Saved data entries
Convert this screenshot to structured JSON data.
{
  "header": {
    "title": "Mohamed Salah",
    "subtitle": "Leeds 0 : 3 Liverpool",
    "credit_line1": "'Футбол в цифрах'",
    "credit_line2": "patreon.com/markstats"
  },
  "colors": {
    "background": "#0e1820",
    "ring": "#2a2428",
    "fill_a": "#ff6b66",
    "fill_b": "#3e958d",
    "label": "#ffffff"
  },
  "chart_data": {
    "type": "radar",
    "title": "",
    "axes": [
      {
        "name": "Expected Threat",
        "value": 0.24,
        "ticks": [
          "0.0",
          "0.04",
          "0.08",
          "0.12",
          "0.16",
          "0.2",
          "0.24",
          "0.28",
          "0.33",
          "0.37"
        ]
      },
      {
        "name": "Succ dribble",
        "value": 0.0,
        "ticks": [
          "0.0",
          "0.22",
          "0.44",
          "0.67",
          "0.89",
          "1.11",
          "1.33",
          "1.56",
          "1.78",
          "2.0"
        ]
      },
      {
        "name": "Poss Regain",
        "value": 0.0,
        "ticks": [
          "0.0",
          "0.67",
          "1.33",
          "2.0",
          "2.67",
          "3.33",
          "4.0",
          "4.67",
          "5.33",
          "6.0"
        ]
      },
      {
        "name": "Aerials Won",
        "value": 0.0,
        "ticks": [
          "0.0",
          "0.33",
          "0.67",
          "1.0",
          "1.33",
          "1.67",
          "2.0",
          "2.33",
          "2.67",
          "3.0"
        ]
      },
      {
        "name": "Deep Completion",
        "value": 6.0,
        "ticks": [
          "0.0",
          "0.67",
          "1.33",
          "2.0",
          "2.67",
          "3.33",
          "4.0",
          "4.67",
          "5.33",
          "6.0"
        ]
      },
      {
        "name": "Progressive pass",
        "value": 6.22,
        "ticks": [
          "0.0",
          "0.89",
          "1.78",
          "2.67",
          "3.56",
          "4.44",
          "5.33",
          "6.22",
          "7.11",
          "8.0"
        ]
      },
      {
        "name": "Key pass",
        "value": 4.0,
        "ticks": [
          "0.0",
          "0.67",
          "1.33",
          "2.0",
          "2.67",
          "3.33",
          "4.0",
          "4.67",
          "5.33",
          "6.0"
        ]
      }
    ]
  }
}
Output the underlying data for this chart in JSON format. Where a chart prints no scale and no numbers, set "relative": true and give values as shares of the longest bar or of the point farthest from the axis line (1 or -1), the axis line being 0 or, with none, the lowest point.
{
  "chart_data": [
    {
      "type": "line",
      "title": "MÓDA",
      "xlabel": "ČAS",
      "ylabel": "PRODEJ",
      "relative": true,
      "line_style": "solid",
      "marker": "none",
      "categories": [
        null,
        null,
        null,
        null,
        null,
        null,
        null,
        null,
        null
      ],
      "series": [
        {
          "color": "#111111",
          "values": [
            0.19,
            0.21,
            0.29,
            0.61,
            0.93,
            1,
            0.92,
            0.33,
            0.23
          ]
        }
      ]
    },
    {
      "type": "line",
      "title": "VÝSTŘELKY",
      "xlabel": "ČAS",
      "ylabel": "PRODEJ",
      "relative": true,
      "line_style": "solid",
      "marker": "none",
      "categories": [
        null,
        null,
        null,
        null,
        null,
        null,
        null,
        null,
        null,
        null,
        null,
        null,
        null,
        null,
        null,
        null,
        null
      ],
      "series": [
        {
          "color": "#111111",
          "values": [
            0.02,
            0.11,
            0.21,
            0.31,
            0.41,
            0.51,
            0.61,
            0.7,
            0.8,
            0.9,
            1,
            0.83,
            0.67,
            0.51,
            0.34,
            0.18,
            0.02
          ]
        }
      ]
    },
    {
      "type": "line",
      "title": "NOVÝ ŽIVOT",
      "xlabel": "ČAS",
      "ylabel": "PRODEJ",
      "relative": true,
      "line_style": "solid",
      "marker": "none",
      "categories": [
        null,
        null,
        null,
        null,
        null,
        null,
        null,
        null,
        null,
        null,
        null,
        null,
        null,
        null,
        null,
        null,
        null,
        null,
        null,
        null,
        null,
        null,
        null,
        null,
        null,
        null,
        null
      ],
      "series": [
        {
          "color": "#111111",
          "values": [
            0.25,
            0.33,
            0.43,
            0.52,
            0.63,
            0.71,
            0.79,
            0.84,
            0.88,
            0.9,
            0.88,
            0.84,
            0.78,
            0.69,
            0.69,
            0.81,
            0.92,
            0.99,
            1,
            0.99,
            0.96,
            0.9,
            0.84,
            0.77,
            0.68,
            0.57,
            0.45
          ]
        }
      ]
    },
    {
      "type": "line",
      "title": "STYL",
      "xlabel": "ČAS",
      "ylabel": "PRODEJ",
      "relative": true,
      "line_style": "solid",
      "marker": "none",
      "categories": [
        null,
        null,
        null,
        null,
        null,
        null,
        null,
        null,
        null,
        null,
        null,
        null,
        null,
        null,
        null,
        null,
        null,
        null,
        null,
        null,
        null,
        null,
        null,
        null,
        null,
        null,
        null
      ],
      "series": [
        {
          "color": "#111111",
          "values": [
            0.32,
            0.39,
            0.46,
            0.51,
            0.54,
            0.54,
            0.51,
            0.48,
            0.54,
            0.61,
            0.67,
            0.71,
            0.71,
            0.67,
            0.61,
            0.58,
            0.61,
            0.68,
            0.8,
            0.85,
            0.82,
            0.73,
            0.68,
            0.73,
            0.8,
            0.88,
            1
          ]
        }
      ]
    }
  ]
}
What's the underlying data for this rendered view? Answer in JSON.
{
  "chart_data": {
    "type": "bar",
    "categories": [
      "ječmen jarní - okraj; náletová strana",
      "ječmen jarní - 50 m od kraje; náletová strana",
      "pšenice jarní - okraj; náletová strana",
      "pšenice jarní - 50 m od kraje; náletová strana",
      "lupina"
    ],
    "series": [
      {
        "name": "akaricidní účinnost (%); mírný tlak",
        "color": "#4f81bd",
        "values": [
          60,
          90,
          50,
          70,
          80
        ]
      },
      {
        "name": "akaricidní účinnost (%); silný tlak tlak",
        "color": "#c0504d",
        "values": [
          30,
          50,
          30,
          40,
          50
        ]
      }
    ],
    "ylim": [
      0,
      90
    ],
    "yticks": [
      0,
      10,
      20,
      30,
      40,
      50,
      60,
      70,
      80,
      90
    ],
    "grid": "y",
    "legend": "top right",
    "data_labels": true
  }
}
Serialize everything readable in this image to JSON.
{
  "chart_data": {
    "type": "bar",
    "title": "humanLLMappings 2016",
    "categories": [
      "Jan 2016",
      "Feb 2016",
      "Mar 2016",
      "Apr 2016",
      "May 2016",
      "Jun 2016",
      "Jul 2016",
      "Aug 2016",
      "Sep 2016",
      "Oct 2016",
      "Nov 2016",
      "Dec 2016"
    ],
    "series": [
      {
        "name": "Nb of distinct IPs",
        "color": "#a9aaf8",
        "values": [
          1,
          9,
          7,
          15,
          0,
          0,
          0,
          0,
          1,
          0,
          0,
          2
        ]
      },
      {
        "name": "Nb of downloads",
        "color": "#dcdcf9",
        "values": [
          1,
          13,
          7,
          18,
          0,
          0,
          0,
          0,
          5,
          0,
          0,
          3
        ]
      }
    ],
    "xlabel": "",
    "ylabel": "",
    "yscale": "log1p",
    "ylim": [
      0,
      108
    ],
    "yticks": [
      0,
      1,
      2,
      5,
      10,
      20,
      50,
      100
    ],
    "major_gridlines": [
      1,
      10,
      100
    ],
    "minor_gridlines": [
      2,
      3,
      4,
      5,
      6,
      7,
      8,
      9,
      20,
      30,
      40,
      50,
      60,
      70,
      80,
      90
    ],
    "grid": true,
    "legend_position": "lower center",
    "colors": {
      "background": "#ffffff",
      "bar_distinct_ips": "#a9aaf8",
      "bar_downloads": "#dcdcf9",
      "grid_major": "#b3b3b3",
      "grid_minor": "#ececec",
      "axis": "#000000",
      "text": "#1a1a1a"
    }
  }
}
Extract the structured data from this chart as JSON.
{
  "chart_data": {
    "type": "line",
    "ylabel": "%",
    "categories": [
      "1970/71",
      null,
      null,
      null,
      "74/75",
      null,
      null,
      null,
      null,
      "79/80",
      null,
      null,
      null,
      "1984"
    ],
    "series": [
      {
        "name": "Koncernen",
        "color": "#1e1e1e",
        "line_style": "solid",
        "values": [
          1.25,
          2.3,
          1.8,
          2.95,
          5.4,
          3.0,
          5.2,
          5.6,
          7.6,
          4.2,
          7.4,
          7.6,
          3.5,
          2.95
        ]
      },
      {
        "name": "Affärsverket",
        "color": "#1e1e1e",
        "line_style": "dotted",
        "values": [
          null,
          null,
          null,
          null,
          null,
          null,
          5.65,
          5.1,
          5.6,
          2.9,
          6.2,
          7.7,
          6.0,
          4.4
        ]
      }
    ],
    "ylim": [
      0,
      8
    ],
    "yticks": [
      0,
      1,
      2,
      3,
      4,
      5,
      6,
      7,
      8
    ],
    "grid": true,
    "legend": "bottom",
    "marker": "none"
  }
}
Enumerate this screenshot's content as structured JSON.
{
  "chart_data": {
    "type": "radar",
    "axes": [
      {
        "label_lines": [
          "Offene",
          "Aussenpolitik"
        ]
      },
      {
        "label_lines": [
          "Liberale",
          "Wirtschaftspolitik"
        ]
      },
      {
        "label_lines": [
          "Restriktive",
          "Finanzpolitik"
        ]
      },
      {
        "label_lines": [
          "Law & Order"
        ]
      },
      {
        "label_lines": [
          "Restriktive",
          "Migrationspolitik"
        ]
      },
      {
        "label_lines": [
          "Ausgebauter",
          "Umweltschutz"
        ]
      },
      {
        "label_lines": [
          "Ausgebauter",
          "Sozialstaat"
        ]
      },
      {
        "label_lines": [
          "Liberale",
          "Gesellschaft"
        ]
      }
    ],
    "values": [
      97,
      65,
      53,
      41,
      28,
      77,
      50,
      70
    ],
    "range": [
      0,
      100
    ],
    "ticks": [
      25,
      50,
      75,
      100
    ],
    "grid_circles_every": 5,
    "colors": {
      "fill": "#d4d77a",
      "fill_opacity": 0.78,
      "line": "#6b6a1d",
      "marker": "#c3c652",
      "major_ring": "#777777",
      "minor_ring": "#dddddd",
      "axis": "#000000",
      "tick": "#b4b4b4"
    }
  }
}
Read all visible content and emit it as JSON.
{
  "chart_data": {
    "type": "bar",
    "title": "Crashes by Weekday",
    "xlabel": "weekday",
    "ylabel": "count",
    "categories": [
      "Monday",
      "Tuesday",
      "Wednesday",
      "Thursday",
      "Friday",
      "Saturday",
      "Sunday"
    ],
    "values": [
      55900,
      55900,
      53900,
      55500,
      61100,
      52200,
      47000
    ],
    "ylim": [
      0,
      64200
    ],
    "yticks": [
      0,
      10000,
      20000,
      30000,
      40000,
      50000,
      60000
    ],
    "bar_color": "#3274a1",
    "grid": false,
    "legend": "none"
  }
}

**STATED PROBLEM**
Set down, exactly and in full, the lines from the one containing "Read all visible content and emit it as JSON." through the end of the entries; no other line belongs.

**RESULT FOR THIS TASK**
Read all visible content and emit it as JSON.
{
  "chart_data": {
    "type": "bar",
    "title": "Crashes by Weekday",
    "xlabel": "weekday",
    "ylabel": "count",
    "categories": [
      "Monday",
      "Tuesday",
      "Wednesday",
      "Thursday",
      "Friday",
      "Saturday",
      "Sunday"
    ],
    "values": [
      55900,
      55900,
      53900,
      55500,
      61100,
      52200,
      47000
    ],
    "ylim": [
      0,
      64200
    ],
    "yticks": [
      0,
      10000,
      20000,
      30000,
      40000,
      50000,
      60000
    ],
    "bar_color": "#3274a1",
    "grid": false,
    "legend": "none"
  }
}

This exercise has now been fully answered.